-- SOURCE TEXT --
====================

Yet, even here I have also received grace over the past few days. It is not a grace that turns a blind eye to my sin, but a grace that has reminded me that my sin is not the end of me. I know that the coming weeks, months, and more shall be hard. Because I will be forced to deal with the consequences of my actions. The consequences of my sin. Yet I have received the words of empowering grace and I have had people close to me remind me of their love for me in the midst of my brokenness. Those who have pressed in will not allow me to continue to ignore my sin, and they offer me the grace that will help me to walk the hard road that now lies before me.


I know that because of my actions this week many people who stood in my corner a week ago are no longer there. And that is understandable. I only hope that I shall be able to daily walk in the redeeming power of Christ. I grew up around parents who have given their lives to see Christ redeem and recover those people, and those things, that have been brought low by sin and addiction. So I should have known better. I should have been better. Yet, I know that my story shall eventually be able to stand next to those many men and women who have experienced the freedom I now seek and pray for.


If you have read this far I assume you have not given up on me, even though I have often given up on myself over the past year and a half. I had to admit to myself, and to some of those closest to me that over the past year I believed that if I made myself useless to God...He would just give up on me and take me Home to be with Hannah. I have prayed for that end more days than I have not since Hannah died.


Yet, instead, He has brought me into the hard school of discipline. I know that I must walk through this, and I am thankful for those around me who have already reached out and promised to walk through it along with me where they can. And I know that I have a Savior who will be there with me even in those places that others cannot go with me. I will be distancing myself from all social media for the foreseeable future. Yet, I plan on returning to write here on a regular basis.


I ask for your prayers. Because I need them. I ask for your help, because I need that as well. Because I need to become the man that I want to be, to become again the man that Hannah loved, and the man that I know God can restore me to.

====================

-- PROVIDED RECORDS --

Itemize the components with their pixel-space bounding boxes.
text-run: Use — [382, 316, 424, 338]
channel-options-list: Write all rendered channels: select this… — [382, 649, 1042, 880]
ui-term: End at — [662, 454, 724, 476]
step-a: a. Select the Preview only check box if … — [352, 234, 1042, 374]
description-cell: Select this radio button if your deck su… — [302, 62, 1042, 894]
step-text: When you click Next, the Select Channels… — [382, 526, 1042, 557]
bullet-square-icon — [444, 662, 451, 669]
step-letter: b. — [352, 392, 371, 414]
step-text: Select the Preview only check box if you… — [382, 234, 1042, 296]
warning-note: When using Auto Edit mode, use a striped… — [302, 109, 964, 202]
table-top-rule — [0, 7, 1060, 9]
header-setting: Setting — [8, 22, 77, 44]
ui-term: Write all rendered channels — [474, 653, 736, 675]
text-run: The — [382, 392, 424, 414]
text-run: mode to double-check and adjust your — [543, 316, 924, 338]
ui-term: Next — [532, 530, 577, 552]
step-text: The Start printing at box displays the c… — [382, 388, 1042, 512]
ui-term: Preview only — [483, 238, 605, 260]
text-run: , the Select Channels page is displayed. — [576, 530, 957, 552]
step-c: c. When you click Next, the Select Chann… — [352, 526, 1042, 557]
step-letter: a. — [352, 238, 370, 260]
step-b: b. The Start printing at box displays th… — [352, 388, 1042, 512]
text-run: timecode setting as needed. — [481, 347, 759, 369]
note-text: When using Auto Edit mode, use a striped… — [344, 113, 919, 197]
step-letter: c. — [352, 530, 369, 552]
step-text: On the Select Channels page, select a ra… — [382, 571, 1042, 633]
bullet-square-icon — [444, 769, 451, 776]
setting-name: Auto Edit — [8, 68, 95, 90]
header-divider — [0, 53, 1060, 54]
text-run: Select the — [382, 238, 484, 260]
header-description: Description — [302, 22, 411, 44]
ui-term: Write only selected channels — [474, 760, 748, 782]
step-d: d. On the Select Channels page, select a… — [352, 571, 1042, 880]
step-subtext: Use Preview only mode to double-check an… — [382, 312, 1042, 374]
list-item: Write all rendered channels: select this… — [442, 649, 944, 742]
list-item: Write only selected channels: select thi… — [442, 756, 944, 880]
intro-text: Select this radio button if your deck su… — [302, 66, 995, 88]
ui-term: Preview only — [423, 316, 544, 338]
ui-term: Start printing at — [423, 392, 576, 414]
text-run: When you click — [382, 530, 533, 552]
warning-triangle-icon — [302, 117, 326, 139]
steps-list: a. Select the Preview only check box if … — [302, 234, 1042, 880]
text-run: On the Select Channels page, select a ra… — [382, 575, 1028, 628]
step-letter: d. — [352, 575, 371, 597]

====================

-- SET TASK --
Reproduce the entire reflection on grace word for word. The entries have no connection to the reflection on grace.

-- WRITTEN ANSWER --
Yet, even here I have also received grace over the past few days. It is not a grace that turns a blind eye to my sin, but a grace that has reminded me that my sin is not the end of me. I know that the coming weeks, months, and more shall be hard. Because I will be forced to deal with the consequences of my actions. The consequences of my sin. Yet I have received the words of empowering grace and I have had people close to me remind me of their love for me in the midst of my brokenness. Those who have pressed in will not allow me to continue to ignore my sin, and they offer me the grace that will help me to walk the hard road that now lies before me.


I know that because of my actions this week many people who stood in my corner a week ago are no longer there. And that is understandable. I only hope that I shall be able to daily walk in the redeeming power of Christ. I grew up around parents who have given their lives to see Christ redeem and recover those people, and those things, that have been brought low by sin and addiction. So I should have known better. I should have been better. Yet, I know that my story shall eventually be able to stand next to those many men and women who have experienced the freedom I now seek and pray for.


If you have read this far I assume you have not given up on me, even though I have often given up on myself over the past year and a half. I had to admit to myself, and to some of those closest to me that over the past year I believed that if I made myself useless to God...He would just give up on me and take me Home to be with Hannah. I have prayed for that end more days than I have not since Hannah died.


Yet, instead, He has brought me into the hard school of discipline. I know that I must walk through this, and I am thankful for those around me who have already reached out and promised to walk through it along with me where they can. And I know that I have a Savior who will be there with me even in those places that others cannot go with me. I will be distancing myself from all social media for the foreseeable future. Yet, I plan on returning to write here on a regular basis.


I ask for your prayers. Because I need them. I ask for your help, because I need that as well. Because I need to become the man that I want to be, to become again the man that Hannah loved, and the man that I know God can restore me to.